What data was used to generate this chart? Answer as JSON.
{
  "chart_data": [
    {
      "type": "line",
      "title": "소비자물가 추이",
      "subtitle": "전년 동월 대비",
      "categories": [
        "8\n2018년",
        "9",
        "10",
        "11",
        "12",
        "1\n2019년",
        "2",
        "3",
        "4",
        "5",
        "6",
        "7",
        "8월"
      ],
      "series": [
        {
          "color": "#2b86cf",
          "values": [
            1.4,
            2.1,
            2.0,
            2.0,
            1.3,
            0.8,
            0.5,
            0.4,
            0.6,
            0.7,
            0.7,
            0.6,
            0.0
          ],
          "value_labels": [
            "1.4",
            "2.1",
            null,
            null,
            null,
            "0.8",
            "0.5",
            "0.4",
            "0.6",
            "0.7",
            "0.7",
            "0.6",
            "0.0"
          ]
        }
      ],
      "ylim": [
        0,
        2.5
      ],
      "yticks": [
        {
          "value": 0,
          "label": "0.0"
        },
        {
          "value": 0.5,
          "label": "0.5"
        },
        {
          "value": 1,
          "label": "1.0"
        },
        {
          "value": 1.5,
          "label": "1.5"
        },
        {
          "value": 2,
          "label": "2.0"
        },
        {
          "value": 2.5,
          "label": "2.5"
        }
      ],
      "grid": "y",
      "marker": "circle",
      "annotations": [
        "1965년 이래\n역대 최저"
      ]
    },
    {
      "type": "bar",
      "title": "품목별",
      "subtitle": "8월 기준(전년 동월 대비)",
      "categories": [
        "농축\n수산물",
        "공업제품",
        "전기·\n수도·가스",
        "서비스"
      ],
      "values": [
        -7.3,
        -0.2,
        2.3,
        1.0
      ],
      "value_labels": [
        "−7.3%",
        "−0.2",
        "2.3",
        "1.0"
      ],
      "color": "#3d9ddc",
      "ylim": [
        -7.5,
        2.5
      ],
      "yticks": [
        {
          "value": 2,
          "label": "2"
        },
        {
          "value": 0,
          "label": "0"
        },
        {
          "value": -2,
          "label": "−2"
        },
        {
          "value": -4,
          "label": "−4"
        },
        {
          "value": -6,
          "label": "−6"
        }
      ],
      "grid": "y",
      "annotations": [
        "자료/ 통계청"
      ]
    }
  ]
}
========================================
== TASK REQUIREMENTS ==
Repeat every line of the data, exactly and in full.

== WRITTEN SOLUTION ==
What data was used to generate this chart? Answer as JSON.
{
  "chart_data": [
    {
      "type": "line",
      "title": "소비자물가 추이",
      "subtitle": "전년 동월 대비",
      "categories": [
        "8\n2018년",
        "9",
        "10",
        "11",
        "12",
        "1\n2019년",
        "2",
        "3",
        "4",
        "5",
        "6",
        "7",
        "8월"
      ],
      "series": [
        {
          "color": "#2b86cf",
          "values": [
            1.4,
            2.1,
            2.0,
            2.0,
            1.3,
            0.8,
            0.5,
            0.4,
            0.6,
            0.7,
            0.7,
            0.6,
            0.0
          ],
          "value_labels": [
            "1.4",
            "2.1",
            null,
            null,
            null,
            "0.8",
            "0.5",
            "0.4",
            "0.6",
            "0.7",
            "0.7",
            "0.6",
            "0.0"
          ]
        }
      ],
      "ylim": [
        0,
        2.5
      ],
      "yticks": [
        {
          "value": 0,
          "label": "0.0"
        },
        {
          "value": 0.5,
          "label": "0.5"
        },
        {
          "value": 1,
          "label": "1.0"
        },
        {
          "value": 1.5,
          "label": "1.5"
        },
        {
          "value": 2,
          "label": "2.0"
        },
        {
          "value": 2.5,
          "label": "2.5"
        }
      ],
      "grid": "y",
      "marker": "circle",
      "annotations": [
        "1965년 이래\n역대 최저"
      ]
    },
    {
      "type": "bar",
      "title": "품목별",
      "subtitle": "8월 기준(전년 동월 대비)",
      "categories": [
        "농축\n수산물",
        "공업제품",
        "전기·\n수도·가스",
        "서비스"
      ],
      "values": [
        -7.3,
        -0.2,
        2.3,
        1.0
      ],
      "value_labels": [
        "−7.3%",
        "−0.2",
        "2.3",
        "1.0"
      ],
      "color": "#3d9ddc",
      "ylim": [
        -7.5,
        2.5
      ],
      "yticks": [
        {
          "value": 2,
          "label": "2"
        },
        {
          "value": 0,
          "label": "0"
        },
        {
          "value": -2,
          "label": "−2"
        },
        {
          "value": -4,
          "label": "−4"
        },
        {
          "value": -6,
          "label": "−6"
        }
      ],
      "grid": "y",
      "annotations": [
        "자료/ 통계청"
      ]
    }
  ]
}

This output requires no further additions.